아래 줄을 하나도 빠짐없이 글자 그대로 다시 써 주세요. 그림은 답에 넣지 않습니다.

☆ ☆ ☆ ☆ ☆

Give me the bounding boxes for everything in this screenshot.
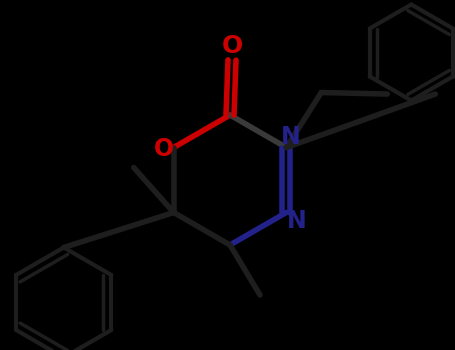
Text: O: O [222,34,243,58]
Text: N: N [286,209,306,232]
Text: N: N [280,126,300,149]
Text: O: O [154,138,174,161]
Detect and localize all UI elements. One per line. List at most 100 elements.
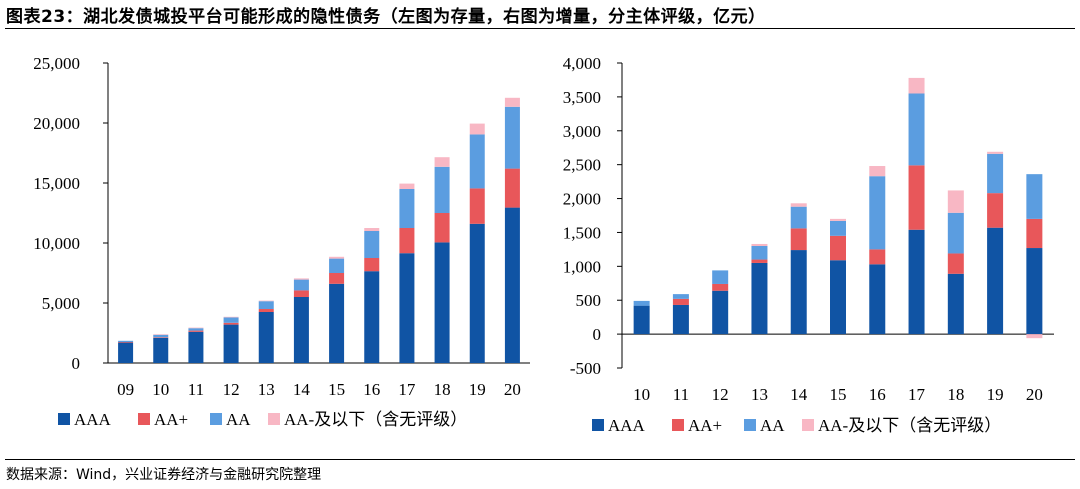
legend-swatch bbox=[672, 419, 684, 431]
bar-segment-aaa-17 bbox=[399, 253, 415, 363]
bar-segment-aa-minus-12 bbox=[223, 316, 239, 318]
y-tick-label: 4,000 bbox=[563, 54, 601, 73]
bar-segment-aa-minus-20 bbox=[1026, 334, 1043, 339]
bar-segment-aaa-13 bbox=[751, 262, 768, 335]
y-tick-label: 0 bbox=[72, 354, 81, 373]
bar-segment-aaa-18 bbox=[947, 273, 964, 335]
bar-segment-aa-20 bbox=[1026, 174, 1043, 219]
bar-segment-aa-plus-13 bbox=[258, 309, 274, 312]
bar-segment-aa-plus-15 bbox=[830, 235, 846, 261]
bar-segment-aa-plus-11 bbox=[188, 330, 204, 332]
x-tick-label: 09 bbox=[117, 380, 134, 399]
y-tick-label: 25,000 bbox=[33, 54, 80, 73]
bar-segment-aa-10 bbox=[633, 300, 650, 306]
bar-segment-aaa-11 bbox=[188, 331, 204, 363]
bar-segment-aa-minus-15 bbox=[329, 256, 345, 259]
bar-segment-aa-plus-16 bbox=[364, 258, 380, 272]
x-tick-label: 12 bbox=[223, 380, 240, 399]
x-tick-label: 15 bbox=[328, 380, 345, 399]
bar-segment-aaa-15 bbox=[830, 260, 846, 335]
y-tick-label: 5,000 bbox=[42, 294, 80, 313]
bar-segment-aaa-10 bbox=[633, 305, 650, 335]
bar-segment-aa-plus-20 bbox=[1026, 218, 1043, 249]
bar-segment-aa-minus-20 bbox=[504, 97, 520, 107]
bar-segment-aa-plus-12 bbox=[223, 322, 239, 325]
legend-label: AA bbox=[226, 410, 251, 429]
x-tick-label: 17 bbox=[398, 380, 416, 399]
bar-segment-aa-minus-16 bbox=[364, 228, 380, 231]
y-tick-label: 10,000 bbox=[33, 234, 80, 253]
x-tick-label: 16 bbox=[869, 385, 886, 404]
bar-segment-aa-16 bbox=[869, 176, 886, 250]
bar-segment-aaa-20 bbox=[1026, 248, 1043, 335]
bar-segment-aa-plus-12 bbox=[712, 283, 729, 291]
y-tick-label: 1,500 bbox=[563, 223, 601, 242]
bar-segment-aa-13 bbox=[751, 246, 768, 260]
bar-segment-aa-minus-17 bbox=[908, 77, 925, 94]
bar-segment-aa-minus-17 bbox=[399, 183, 415, 189]
x-tick-label: 18 bbox=[947, 385, 964, 404]
x-tick-label: 14 bbox=[790, 385, 808, 404]
bar-segment-aa-11 bbox=[672, 294, 689, 299]
bar-segment-aa-plus-15 bbox=[329, 273, 345, 284]
bar-segment-aa-plus-14 bbox=[293, 290, 309, 297]
source-rule bbox=[5, 459, 1075, 460]
y-tick-label: 20,000 bbox=[33, 114, 80, 133]
y-tick-label: 1,000 bbox=[563, 257, 601, 276]
bar-segment-aa-minus-13 bbox=[751, 243, 768, 246]
y-tick-label: 15,000 bbox=[33, 174, 80, 193]
x-tick-label: 19 bbox=[987, 385, 1004, 404]
y-tick-label: 500 bbox=[576, 291, 602, 310]
title-rule bbox=[5, 28, 1075, 29]
bar-segment-aa-12 bbox=[223, 317, 239, 323]
bar-segment-aa-10 bbox=[153, 334, 169, 338]
bar-segment-aa-minus-11 bbox=[188, 327, 204, 329]
bar-segment-aaa-11 bbox=[672, 304, 689, 335]
bar-segment-aaa-14 bbox=[293, 297, 309, 363]
bar-segment-aa-19 bbox=[987, 153, 1004, 194]
bar-segment-aa-plus-13 bbox=[751, 259, 768, 263]
bar-segment-aaa-16 bbox=[364, 271, 380, 363]
bar-segment-aaa-16 bbox=[869, 264, 886, 335]
bar-segment-aaa-19 bbox=[987, 227, 1004, 335]
y-tick-label: 0 bbox=[593, 325, 602, 344]
bar-segment-aa-plus-19 bbox=[469, 188, 485, 224]
figure-title: 图表23：湖北发债城投平台可能形成的隐性债务（左图为存量，右图为增量，分主体评级… bbox=[6, 7, 766, 27]
bar-segment-aa-plus-17 bbox=[908, 165, 925, 230]
bar-segment-aaa-10 bbox=[153, 337, 169, 363]
y-tick-label: 2,500 bbox=[563, 156, 601, 175]
bar-segment-aa-15 bbox=[830, 220, 846, 236]
legend-label: AA+ bbox=[154, 410, 188, 429]
x-tick-label: 11 bbox=[673, 385, 689, 404]
x-tick-label: 19 bbox=[469, 380, 486, 399]
x-tick-label: 10 bbox=[152, 380, 169, 399]
bar-segment-aa-15 bbox=[329, 258, 345, 273]
bar-segment-aaa-17 bbox=[908, 229, 925, 335]
x-tick-label: 16 bbox=[363, 380, 380, 399]
bar-segment-aa-minus-13 bbox=[258, 300, 274, 302]
legend-swatch bbox=[138, 413, 150, 425]
bar-segment-aa-minus-18 bbox=[947, 190, 964, 213]
bar-segment-aa-plus-17 bbox=[399, 228, 415, 254]
legend-label: AAA bbox=[74, 410, 112, 429]
legend-swatch bbox=[592, 419, 604, 431]
source-note: 数据来源：Wind，兴业证券经济与金融研究院整理 bbox=[6, 467, 322, 483]
bar-segment-aa-17 bbox=[399, 189, 415, 228]
bar-segment-aa-12 bbox=[712, 270, 729, 284]
bar-segment-aa-minus-14 bbox=[293, 278, 309, 280]
bar-segment-aa-13 bbox=[258, 301, 274, 309]
bar-segment-aa-18 bbox=[947, 212, 964, 254]
x-tick-label: 20 bbox=[504, 380, 521, 399]
bar-segment-aaa-18 bbox=[434, 242, 450, 363]
bar-segment-aa-plus-10 bbox=[153, 337, 169, 338]
x-tick-label: 13 bbox=[751, 385, 768, 404]
x-tick-label: 15 bbox=[830, 385, 847, 404]
bar-segment-aa-16 bbox=[364, 231, 380, 258]
bar-segment-aaa-14 bbox=[790, 250, 807, 335]
bar-segment-aaa-20 bbox=[504, 207, 520, 363]
bar-segment-aa-14 bbox=[293, 279, 309, 291]
bar-segment-aaa-19 bbox=[469, 223, 485, 363]
y-tick-label: 3,500 bbox=[563, 88, 601, 107]
y-tick-label: -500 bbox=[570, 359, 601, 378]
bar-segment-aa-minus-10 bbox=[153, 334, 169, 335]
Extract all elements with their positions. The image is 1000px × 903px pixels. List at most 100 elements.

☆ ☆ ☆ ☆ ☆

→ **작업 결과**
Give me the bounding boxes for everything in this screenshot.
Text: O: O [222,34,243,58]
Text: N: N [286,209,306,232]
Text: N: N [280,126,300,149]
Text: O: O [154,138,174,161]
Detect and localize all UI elements. One per line. List at most 100 elements.
legend-swatch bbox=[672, 419, 684, 431]
bar-segment-aaa-17 bbox=[399, 253, 415, 363]
bar-segment-aa-minus-12 bbox=[223, 316, 239, 318]
y-tick-label: 4,000 bbox=[563, 54, 601, 73]
bar-segment-aa-minus-20 bbox=[1026, 334, 1043, 339]
bar-segment-aaa-13 bbox=[751, 262, 768, 335]
y-tick-label: 0 bbox=[72, 354, 81, 373]
bar-segment-aaa-18 bbox=[947, 273, 964, 335]
bar-segment-aa-20 bbox=[1026, 174, 1043, 219]
bar-segment-aa-plus-13 bbox=[258, 309, 274, 312]
bar-segment-aa-plus-15 bbox=[830, 235, 846, 261]
bar-segment-aa-plus-11 bbox=[188, 330, 204, 332]
x-tick-label: 09 bbox=[117, 380, 134, 399]
y-tick-label: 25,000 bbox=[33, 54, 80, 73]
bar-segment-aa-10 bbox=[633, 300, 650, 306]
bar-segment-aaa-11 bbox=[188, 331, 204, 363]
bar-segment-aa-minus-15 bbox=[329, 256, 345, 259]
bar-segment-aa-plus-16 bbox=[364, 258, 380, 272]
x-tick-label: 12 bbox=[223, 380, 240, 399]
x-tick-label: 15 bbox=[328, 380, 345, 399]
bar-segment-aaa-15 bbox=[830, 260, 846, 335]
y-tick-label: 5,000 bbox=[42, 294, 80, 313]
bar-segment-aaa-10 bbox=[633, 305, 650, 335]
bar-segment-aa-plus-20 bbox=[1026, 218, 1043, 249]
bar-segment-aa-minus-20 bbox=[504, 97, 520, 107]
bar-segment-aa-plus-12 bbox=[223, 322, 239, 325]
legend-label: AA bbox=[226, 410, 251, 429]
x-tick-label: 17 bbox=[398, 380, 416, 399]
bar-segment-aa-minus-16 bbox=[364, 228, 380, 231]
y-tick-label: 10,000 bbox=[33, 234, 80, 253]
x-tick-label: 16 bbox=[869, 385, 886, 404]
bar-segment-aa-16 bbox=[869, 176, 886, 250]
bar-segment-aaa-20 bbox=[1026, 248, 1043, 335]
bar-segment-aa-plus-12 bbox=[712, 283, 729, 291]
y-tick-label: 1,500 bbox=[563, 223, 601, 242]
bar-segment-aa-13 bbox=[751, 246, 768, 260]
bar-segment-aa-minus-17 bbox=[908, 77, 925, 94]
bar-segment-aa-minus-17 bbox=[399, 183, 415, 189]
x-tick-label: 18 bbox=[947, 385, 964, 404]
x-tick-label: 14 bbox=[790, 385, 808, 404]
bar-segment-aa-11 bbox=[672, 294, 689, 299]
bar-segment-aa-plus-15 bbox=[329, 273, 345, 284]
bar-segment-aa-plus-14 bbox=[293, 290, 309, 297]
source-rule bbox=[5, 459, 1075, 460]
y-tick-label: 20,000 bbox=[33, 114, 80, 133]
y-tick-label: 1,000 bbox=[563, 257, 601, 276]
bar-segment-aa-minus-13 bbox=[751, 243, 768, 246]
y-tick-label: 15,000 bbox=[33, 174, 80, 193]
x-tick-label: 19 bbox=[987, 385, 1004, 404]
y-tick-label: 500 bbox=[576, 291, 602, 310]
title-rule bbox=[5, 28, 1075, 29]
bar-segment-aa-12 bbox=[223, 317, 239, 323]
bar-segment-aa-10 bbox=[153, 334, 169, 338]
bar-segment-aa-minus-11 bbox=[188, 327, 204, 329]
bar-segment-aaa-11 bbox=[672, 304, 689, 335]
bar-segment-aaa-14 bbox=[293, 297, 309, 363]
bar-segment-aa-19 bbox=[987, 153, 1004, 194]
bar-segment-aa-plus-13 bbox=[751, 259, 768, 263]
bar-segment-aaa-16 bbox=[364, 271, 380, 363]
bar-segment-aaa-16 bbox=[869, 264, 886, 335]
bar-segment-aaa-19 bbox=[987, 227, 1004, 335]
y-tick-label: 0 bbox=[593, 325, 602, 344]
bar-segment-aa-plus-19 bbox=[469, 188, 485, 224]
figure-title: 图表23：湖北发债城投平台可能形成的隐性债务（左图为存量，右图为增量，分主体评级… bbox=[6, 7, 766, 27]
bar-segment-aa-plus-17 bbox=[908, 165, 925, 230]
bar-segment-aaa-10 bbox=[153, 337, 169, 363]
y-tick-label: 2,500 bbox=[563, 156, 601, 175]
bar-segment-aa-15 bbox=[830, 220, 846, 236]
legend-label: AA+ bbox=[154, 410, 188, 429]
x-tick-label: 11 bbox=[673, 385, 689, 404]
x-tick-label: 19 bbox=[469, 380, 486, 399]
x-tick-label: 10 bbox=[152, 380, 169, 399]
bar-segment-aa-15 bbox=[329, 258, 345, 273]
bar-segment-aaa-17 bbox=[908, 229, 925, 335]
x-tick-label: 16 bbox=[363, 380, 380, 399]
bar-segment-aa-minus-13 bbox=[258, 300, 274, 302]
legend-swatch bbox=[138, 413, 150, 425]
bar-segment-aa-minus-18 bbox=[947, 190, 964, 213]
bar-segment-aa-plus-17 bbox=[399, 228, 415, 254]
legend-label: AAA bbox=[74, 410, 112, 429]
legend-swatch bbox=[592, 419, 604, 431]
source-note: 数据来源：Wind，兴业证券经济与金融研究院整理 bbox=[6, 467, 322, 483]
bar-segment-aa-17 bbox=[399, 189, 415, 228]
bar-segment-aa-12 bbox=[712, 270, 729, 284]
bar-segment-aa-minus-14 bbox=[293, 278, 309, 280]
bar-segment-aa-13 bbox=[258, 301, 274, 309]
bar-segment-aa-18 bbox=[947, 212, 964, 254]
x-tick-label: 20 bbox=[504, 380, 521, 399]
bar-segment-aaa-18 bbox=[434, 242, 450, 363]
bar-segment-aa-plus-10 bbox=[153, 337, 169, 338]
x-tick-label: 13 bbox=[751, 385, 768, 404]
x-tick-label: 15 bbox=[830, 385, 847, 404]
bar-segment-aa-16 bbox=[364, 231, 380, 258]
bar-segment-aaa-14 bbox=[790, 250, 807, 335]
bar-segment-aaa-20 bbox=[504, 207, 520, 363]
bar-segment-aa-14 bbox=[293, 279, 309, 291]
bar-segment-aaa-19 bbox=[469, 223, 485, 363]
y-tick-label: 3,500 bbox=[563, 88, 601, 107]
y-tick-label: -500 bbox=[570, 359, 601, 378]
bar-segment-aa-minus-10 bbox=[153, 334, 169, 335]
Extract all elements with their positions. The image is 1000px × 903px pixels. List at most 100 elements.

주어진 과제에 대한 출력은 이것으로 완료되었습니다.